··· Materials provided ···
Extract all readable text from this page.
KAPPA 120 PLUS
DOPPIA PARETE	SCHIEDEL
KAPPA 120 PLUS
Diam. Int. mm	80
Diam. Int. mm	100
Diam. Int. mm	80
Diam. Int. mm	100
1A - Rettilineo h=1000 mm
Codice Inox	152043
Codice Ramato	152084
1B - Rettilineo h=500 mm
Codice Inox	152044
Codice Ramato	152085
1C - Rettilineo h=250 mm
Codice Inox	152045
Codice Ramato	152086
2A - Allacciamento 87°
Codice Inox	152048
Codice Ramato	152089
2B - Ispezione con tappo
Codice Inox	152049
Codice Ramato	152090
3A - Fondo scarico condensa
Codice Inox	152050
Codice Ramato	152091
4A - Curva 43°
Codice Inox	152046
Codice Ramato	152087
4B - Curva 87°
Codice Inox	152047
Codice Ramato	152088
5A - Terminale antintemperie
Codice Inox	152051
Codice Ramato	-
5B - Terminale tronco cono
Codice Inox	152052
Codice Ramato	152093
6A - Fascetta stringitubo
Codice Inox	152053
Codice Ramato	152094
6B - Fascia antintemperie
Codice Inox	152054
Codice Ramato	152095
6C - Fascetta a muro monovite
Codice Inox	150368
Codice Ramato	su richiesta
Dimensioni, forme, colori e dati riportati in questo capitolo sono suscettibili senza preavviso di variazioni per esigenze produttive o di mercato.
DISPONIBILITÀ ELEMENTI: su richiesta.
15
···
Written task » Give the entries once more, exactly as they appear.

Response to this exercise »
Extract all readable text from this page.
KAPPA 120 PLUS
DOPPIA PARETE	SCHIEDEL
KAPPA 120 PLUS
Diam. Int. mm	80
Diam. Int. mm	100
Diam. Int. mm	80
Diam. Int. mm	100
1A - Rettilineo h=1000 mm
Codice Inox	152043
Codice Ramato	152084
1B - Rettilineo h=500 mm
Codice Inox	152044
Codice Ramato	152085
1C - Rettilineo h=250 mm
Codice Inox	152045
Codice Ramato	152086
2A - Allacciamento 87°
Codice Inox	152048
Codice Ramato	152089
2B - Ispezione con tappo
Codice Inox	152049
Codice Ramato	152090
3A - Fondo scarico condensa
Codice Inox	152050
Codice Ramato	152091
4A - Curva 43°
Codice Inox	152046
Codice Ramato	152087
4B - Curva 87°
Codice Inox	152047
Codice Ramato	152088
5A - Terminale antintemperie
Codice Inox	152051
Codice Ramato	-
5B - Terminale tronco cono
Codice Inox	152052
Codice Ramato	152093
6A - Fascetta stringitubo
Codice Inox	152053
Codice Ramato	152094
6B - Fascia antintemperie
Codice Inox	152054
Codice Ramato	152095
6C - Fascetta a muro monovite
Codice Inox	150368
Codice Ramato	su richiesta
Dimensioni, forme, colori e dati riportati in questo capitolo sono suscettibili senza preavviso di variazioni per esigenze produttive o di mercato.
DISPONIBILITÀ ELEMENTI: su richiesta.
15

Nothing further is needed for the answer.